- [GOAL OF THE EXERCISE]: Extract all data as written.
##### DATASET ENTRIES
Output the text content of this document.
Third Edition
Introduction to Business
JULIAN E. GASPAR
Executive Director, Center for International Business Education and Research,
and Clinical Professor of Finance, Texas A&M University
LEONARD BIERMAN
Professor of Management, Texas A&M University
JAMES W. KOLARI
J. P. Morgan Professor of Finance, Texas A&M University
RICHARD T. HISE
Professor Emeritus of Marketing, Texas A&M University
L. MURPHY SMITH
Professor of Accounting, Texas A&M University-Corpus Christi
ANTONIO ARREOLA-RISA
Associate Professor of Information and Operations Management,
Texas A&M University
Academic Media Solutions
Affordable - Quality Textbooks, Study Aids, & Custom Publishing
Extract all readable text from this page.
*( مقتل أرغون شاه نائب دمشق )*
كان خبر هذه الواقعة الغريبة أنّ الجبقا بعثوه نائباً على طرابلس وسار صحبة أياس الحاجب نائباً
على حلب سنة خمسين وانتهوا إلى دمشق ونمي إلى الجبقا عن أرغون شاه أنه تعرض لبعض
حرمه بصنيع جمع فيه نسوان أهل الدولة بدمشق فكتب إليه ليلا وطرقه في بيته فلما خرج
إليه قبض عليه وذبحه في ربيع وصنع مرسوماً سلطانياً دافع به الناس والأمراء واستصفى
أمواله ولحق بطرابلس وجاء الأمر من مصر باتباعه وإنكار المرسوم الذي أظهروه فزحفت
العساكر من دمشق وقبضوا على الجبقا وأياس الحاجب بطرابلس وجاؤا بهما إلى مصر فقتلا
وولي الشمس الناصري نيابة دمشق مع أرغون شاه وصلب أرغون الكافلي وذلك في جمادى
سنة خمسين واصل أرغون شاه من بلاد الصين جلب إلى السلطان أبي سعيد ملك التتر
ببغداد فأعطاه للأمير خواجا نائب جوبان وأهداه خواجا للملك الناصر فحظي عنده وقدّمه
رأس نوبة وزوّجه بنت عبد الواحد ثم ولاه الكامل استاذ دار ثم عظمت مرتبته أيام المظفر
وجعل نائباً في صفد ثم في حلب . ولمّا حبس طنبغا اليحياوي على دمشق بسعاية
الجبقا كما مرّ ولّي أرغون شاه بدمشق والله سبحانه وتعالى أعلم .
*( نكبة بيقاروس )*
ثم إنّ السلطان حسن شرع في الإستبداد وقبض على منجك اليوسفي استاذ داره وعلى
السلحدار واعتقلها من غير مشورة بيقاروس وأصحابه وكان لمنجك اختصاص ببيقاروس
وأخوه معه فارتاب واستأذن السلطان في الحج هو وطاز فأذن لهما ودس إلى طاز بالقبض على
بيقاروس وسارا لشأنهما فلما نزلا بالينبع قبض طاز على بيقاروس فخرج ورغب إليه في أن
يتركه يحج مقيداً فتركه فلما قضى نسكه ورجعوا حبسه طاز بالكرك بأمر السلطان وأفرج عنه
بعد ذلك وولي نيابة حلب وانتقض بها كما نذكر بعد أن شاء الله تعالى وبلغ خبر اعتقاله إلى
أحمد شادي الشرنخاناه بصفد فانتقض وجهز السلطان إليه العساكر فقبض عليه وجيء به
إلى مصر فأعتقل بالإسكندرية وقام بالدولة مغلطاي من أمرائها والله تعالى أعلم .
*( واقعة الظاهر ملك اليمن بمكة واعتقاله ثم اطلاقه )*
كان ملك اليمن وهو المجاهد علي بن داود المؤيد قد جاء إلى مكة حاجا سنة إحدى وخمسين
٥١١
##########
- [RESULT OF THE EXERCISE]:
Output the text content of this document.
Third Edition
Introduction to Business
JULIAN E. GASPAR
Executive Director, Center for International Business Education and Research,
and Clinical Professor of Finance, Texas A&M University
LEONARD BIERMAN
Professor of Management, Texas A&M University
JAMES W. KOLARI
J. P. Morgan Professor of Finance, Texas A&M University
RICHARD T. HISE
Professor Emeritus of Marketing, Texas A&M University
L. MURPHY SMITH
Professor of Accounting, Texas A&M University-Corpus Christi
ANTONIO ARREOLA-RISA
Associate Professor of Information and Operations Management,
Texas A&M University
Academic Media Solutions
Affordable - Quality Textbooks, Study Aids, & Custom Publishing
Extract all readable text from this page.
*( مقتل أرغون شاه نائب دمشق )*
كان خبر هذه الواقعة الغريبة أنّ الجبقا بعثوه نائباً على طرابلس وسار صحبة أياس الحاجب نائباً
على حلب سنة خمسين وانتهوا إلى دمشق ونمي إلى الجبقا عن أرغون شاه أنه تعرض لبعض
حرمه بصنيع جمع فيه نسوان أهل الدولة بدمشق فكتب إليه ليلا وطرقه في بيته فلما خرج
إليه قبض عليه وذبحه في ربيع وصنع مرسوماً سلطانياً دافع به الناس والأمراء واستصفى
أمواله ولحق بطرابلس وجاء الأمر من مصر باتباعه وإنكار المرسوم الذي أظهروه فزحفت
العساكر من دمشق وقبضوا على الجبقا وأياس الحاجب بطرابلس وجاؤا بهما إلى مصر فقتلا
وولي الشمس الناصري نيابة دمشق مع أرغون شاه وصلب أرغون الكافلي وذلك في جمادى
سنة خمسين واصل أرغون شاه من بلاد الصين جلب إلى السلطان أبي سعيد ملك التتر
ببغداد فأعطاه للأمير خواجا نائب جوبان وأهداه خواجا للملك الناصر فحظي عنده وقدّمه
رأس نوبة وزوّجه بنت عبد الواحد ثم ولاه الكامل استاذ دار ثم عظمت مرتبته أيام المظفر
وجعل نائباً في صفد ثم في حلب . ولمّا حبس طنبغا اليحياوي على دمشق بسعاية
الجبقا كما مرّ ولّي أرغون شاه بدمشق والله سبحانه وتعالى أعلم .
*( نكبة بيقاروس )*
ثم إنّ السلطان حسن شرع في الإستبداد وقبض على منجك اليوسفي استاذ داره وعلى
السلحدار واعتقلها من غير مشورة بيقاروس وأصحابه وكان لمنجك اختصاص ببيقاروس
وأخوه معه فارتاب واستأذن السلطان في الحج هو وطاز فأذن لهما ودس إلى طاز بالقبض على
بيقاروس وسارا لشأنهما فلما نزلا بالينبع قبض طاز على بيقاروس فخرج ورغب إليه في أن
يتركه يحج مقيداً فتركه فلما قضى نسكه ورجعوا حبسه طاز بالكرك بأمر السلطان وأفرج عنه
بعد ذلك وولي نيابة حلب وانتقض بها كما نذكر بعد أن شاء الله تعالى وبلغ خبر اعتقاله إلى
أحمد شادي الشرنخاناه بصفد فانتقض وجهز السلطان إليه العساكر فقبض عليه وجيء به
إلى مصر فأعتقل بالإسكندرية وقام بالدولة مغلطاي من أمرائها والله تعالى أعلم .
*( واقعة الظاهر ملك اليمن بمكة واعتقاله ثم اطلاقه )*
كان ملك اليمن وهو المجاهد علي بن داود المؤيد قد جاء إلى مكة حاجا سنة إحدى وخمسين
٥١١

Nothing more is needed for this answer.